#### Entries with figure data

● ● ●

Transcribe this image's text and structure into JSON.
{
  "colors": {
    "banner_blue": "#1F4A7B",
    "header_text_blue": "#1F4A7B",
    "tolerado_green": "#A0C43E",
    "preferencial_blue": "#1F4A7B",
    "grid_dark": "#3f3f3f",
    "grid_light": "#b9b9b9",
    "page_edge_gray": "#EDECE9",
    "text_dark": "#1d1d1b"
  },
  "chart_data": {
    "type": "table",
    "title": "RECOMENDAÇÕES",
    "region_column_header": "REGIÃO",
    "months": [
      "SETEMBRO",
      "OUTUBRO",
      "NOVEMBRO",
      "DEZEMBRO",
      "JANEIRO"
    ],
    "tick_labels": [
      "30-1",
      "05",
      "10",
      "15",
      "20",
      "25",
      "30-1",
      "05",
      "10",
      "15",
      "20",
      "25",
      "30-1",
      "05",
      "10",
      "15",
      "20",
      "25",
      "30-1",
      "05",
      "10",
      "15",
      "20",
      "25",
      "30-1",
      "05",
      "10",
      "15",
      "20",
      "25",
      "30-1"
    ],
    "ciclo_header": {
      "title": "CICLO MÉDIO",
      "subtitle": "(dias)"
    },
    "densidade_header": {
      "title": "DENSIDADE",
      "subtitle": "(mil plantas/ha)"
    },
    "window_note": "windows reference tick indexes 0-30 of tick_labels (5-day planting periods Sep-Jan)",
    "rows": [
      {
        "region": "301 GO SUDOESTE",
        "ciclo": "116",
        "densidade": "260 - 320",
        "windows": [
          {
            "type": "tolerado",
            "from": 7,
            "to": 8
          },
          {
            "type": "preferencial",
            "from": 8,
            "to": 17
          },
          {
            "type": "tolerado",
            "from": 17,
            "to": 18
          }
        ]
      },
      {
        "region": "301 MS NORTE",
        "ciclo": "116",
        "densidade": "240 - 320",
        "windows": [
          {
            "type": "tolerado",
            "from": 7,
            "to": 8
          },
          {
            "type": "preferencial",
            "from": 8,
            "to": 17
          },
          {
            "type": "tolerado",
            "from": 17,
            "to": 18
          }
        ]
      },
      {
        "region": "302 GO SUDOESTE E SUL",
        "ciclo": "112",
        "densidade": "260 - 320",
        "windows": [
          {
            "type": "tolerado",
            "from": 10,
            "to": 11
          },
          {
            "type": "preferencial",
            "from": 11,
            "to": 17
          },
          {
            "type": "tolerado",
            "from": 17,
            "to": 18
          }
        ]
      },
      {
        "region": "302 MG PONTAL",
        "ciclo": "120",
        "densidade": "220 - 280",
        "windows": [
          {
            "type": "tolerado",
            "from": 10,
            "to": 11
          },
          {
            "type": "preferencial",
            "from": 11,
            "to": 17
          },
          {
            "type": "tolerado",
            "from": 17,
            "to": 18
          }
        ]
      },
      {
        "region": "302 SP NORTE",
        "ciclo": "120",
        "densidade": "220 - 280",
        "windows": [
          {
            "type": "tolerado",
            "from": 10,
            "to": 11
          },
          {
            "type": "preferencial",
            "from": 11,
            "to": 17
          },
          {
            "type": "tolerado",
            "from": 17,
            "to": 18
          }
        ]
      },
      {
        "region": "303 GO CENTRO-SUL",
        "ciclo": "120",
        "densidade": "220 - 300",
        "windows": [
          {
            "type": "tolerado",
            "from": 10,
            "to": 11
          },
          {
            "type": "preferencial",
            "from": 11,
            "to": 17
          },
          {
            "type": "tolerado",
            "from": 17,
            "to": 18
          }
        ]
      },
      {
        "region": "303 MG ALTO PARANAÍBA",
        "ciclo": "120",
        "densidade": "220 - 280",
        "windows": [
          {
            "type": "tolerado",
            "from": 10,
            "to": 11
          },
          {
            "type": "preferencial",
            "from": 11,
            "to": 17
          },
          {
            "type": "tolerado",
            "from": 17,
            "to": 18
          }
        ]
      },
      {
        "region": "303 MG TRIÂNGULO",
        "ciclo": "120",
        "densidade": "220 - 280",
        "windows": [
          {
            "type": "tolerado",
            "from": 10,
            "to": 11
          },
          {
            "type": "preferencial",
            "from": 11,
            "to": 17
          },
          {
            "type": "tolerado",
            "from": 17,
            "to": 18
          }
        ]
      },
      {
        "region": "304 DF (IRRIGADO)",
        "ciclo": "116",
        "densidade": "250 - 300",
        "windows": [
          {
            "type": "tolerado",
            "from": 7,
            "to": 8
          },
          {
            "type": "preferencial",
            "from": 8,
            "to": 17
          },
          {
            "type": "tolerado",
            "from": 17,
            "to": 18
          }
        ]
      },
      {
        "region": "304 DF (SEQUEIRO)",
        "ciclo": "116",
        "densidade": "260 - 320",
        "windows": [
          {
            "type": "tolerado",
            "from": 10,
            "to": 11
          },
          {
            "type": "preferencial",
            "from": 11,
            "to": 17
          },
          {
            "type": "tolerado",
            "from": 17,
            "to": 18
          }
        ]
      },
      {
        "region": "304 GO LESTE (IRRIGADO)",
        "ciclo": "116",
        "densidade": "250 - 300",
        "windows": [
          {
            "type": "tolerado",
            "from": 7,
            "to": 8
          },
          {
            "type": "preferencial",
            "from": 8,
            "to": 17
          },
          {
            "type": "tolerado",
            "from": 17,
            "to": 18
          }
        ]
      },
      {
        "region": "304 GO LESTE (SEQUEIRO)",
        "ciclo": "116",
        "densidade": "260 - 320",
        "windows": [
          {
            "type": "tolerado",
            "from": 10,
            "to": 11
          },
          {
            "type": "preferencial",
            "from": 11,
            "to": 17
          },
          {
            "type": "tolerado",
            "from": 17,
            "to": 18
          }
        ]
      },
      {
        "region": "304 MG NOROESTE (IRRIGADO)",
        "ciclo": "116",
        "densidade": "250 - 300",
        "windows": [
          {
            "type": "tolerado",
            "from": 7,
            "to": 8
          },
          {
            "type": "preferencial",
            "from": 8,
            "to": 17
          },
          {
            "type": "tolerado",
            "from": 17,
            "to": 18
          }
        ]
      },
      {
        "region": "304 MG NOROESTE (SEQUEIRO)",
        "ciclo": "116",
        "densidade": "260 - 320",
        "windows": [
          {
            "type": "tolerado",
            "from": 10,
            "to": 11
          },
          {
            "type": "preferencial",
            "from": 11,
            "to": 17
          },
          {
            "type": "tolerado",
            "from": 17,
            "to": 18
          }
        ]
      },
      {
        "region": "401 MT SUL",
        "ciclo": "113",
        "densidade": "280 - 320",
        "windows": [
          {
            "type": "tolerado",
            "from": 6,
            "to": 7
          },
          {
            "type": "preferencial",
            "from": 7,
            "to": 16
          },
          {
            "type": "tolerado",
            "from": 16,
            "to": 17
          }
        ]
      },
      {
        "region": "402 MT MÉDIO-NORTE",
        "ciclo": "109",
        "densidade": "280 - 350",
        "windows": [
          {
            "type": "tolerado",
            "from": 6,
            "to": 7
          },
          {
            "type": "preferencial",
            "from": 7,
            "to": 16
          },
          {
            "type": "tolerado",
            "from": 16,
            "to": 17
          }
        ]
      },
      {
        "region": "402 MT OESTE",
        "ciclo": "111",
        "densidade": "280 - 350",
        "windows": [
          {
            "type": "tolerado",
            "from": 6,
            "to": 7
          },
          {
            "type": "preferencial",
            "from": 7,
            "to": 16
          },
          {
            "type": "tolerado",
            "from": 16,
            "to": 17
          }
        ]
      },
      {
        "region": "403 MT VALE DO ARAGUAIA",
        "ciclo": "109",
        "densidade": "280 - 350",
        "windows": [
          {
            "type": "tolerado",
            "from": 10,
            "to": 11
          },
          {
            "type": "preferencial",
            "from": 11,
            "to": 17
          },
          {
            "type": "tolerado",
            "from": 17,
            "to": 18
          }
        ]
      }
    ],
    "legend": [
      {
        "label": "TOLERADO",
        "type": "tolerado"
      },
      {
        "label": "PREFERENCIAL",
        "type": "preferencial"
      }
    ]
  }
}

● ● ●

#### PROBLEM DETAILS
Gather every line from the listing above in which "SEQUEIRO" appears, and copy those lines.

#### RESULT OF THIS TASK
        "region": "304 DF (SEQUEIRO)",
        "region": "304 GO LESTE (SEQUEIRO)",
        "region": "304 MG NOROESTE (SEQUEIRO)",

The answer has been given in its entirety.